Work instructions. Output each entry exactly; skip nothing.

Data entries.
# # # # # # #
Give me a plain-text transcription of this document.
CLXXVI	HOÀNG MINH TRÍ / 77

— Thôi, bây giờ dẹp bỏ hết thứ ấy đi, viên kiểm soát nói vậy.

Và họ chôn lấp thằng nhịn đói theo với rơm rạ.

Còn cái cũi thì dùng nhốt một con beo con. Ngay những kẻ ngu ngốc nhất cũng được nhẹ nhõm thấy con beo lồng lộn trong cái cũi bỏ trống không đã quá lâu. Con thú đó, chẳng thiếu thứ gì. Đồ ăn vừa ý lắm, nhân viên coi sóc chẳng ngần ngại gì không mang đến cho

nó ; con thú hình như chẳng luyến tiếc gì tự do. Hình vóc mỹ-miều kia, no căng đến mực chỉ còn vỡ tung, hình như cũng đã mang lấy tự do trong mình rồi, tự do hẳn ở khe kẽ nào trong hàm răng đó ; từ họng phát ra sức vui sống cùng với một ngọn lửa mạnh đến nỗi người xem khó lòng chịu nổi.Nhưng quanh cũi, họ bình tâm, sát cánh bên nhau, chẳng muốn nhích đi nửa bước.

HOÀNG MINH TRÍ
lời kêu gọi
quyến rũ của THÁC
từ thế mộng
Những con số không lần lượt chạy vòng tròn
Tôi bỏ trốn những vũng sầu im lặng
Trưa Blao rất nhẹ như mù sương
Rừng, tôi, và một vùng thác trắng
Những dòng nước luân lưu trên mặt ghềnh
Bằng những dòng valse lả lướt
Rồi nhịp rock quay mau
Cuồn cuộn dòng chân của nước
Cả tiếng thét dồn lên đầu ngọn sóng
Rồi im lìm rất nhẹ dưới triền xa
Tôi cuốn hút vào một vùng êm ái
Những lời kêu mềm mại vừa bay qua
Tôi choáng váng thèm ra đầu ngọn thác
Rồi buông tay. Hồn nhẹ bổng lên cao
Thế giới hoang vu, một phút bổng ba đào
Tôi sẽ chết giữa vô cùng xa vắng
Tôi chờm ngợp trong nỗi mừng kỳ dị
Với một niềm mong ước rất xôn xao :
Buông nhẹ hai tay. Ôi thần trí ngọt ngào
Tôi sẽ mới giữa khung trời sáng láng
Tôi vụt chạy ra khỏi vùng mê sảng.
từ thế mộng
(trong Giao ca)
# # # # # # #
Complete output.
Give me a plain-text transcription of this document.
CLXXVI	HOÀNG MINH TRÍ / 77

— Thôi, bây giờ dẹp bỏ hết thứ ấy đi, viên kiểm soát nói vậy.

Và họ chôn lấp thằng nhịn đói theo với rơm rạ.

Còn cái cũi thì dùng nhốt một con beo con. Ngay những kẻ ngu ngốc nhất cũng được nhẹ nhõm thấy con beo lồng lộn trong cái cũi bỏ trống không đã quá lâu. Con thú đó, chẳng thiếu thứ gì. Đồ ăn vừa ý lắm, nhân viên coi sóc chẳng ngần ngại gì không mang đến cho

nó ; con thú hình như chẳng luyến tiếc gì tự do. Hình vóc mỹ-miều kia, no căng đến mực chỉ còn vỡ tung, hình như cũng đã mang lấy tự do trong mình rồi, tự do hẳn ở khe kẽ nào trong hàm răng đó ; từ họng phát ra sức vui sống cùng với một ngọn lửa mạnh đến nỗi người xem khó lòng chịu nổi.Nhưng quanh cũi, họ bình tâm, sát cánh bên nhau, chẳng muốn nhích đi nửa bước.

HOÀNG MINH TRÍ
lời kêu gọi
quyến rũ của THÁC
từ thế mộng
Những con số không lần lượt chạy vòng tròn
Tôi bỏ trốn những vũng sầu im lặng
Trưa Blao rất nhẹ như mù sương
Rừng, tôi, và một vùng thác trắng
Những dòng nước luân lưu trên mặt ghềnh
Bằng những dòng valse lả lướt
Rồi nhịp rock quay mau
Cuồn cuộn dòng chân của nước
Cả tiếng thét dồn lên đầu ngọn sóng
Rồi im lìm rất nhẹ dưới triền xa
Tôi cuốn hút vào một vùng êm ái
Những lời kêu mềm mại vừa bay qua
Tôi choáng váng thèm ra đầu ngọn thác
Rồi buông tay. Hồn nhẹ bổng lên cao
Thế giới hoang vu, một phút bổng ba đào
Tôi sẽ chết giữa vô cùng xa vắng
Tôi chờm ngợp trong nỗi mừng kỳ dị
Với một niềm mong ước rất xôn xao :
Buông nhẹ hai tay. Ôi thần trí ngọt ngào
Tôi sẽ mới giữa khung trời sáng láng
Tôi vụt chạy ra khỏi vùng mê sảng.
từ thế mộng
(trong Giao ca)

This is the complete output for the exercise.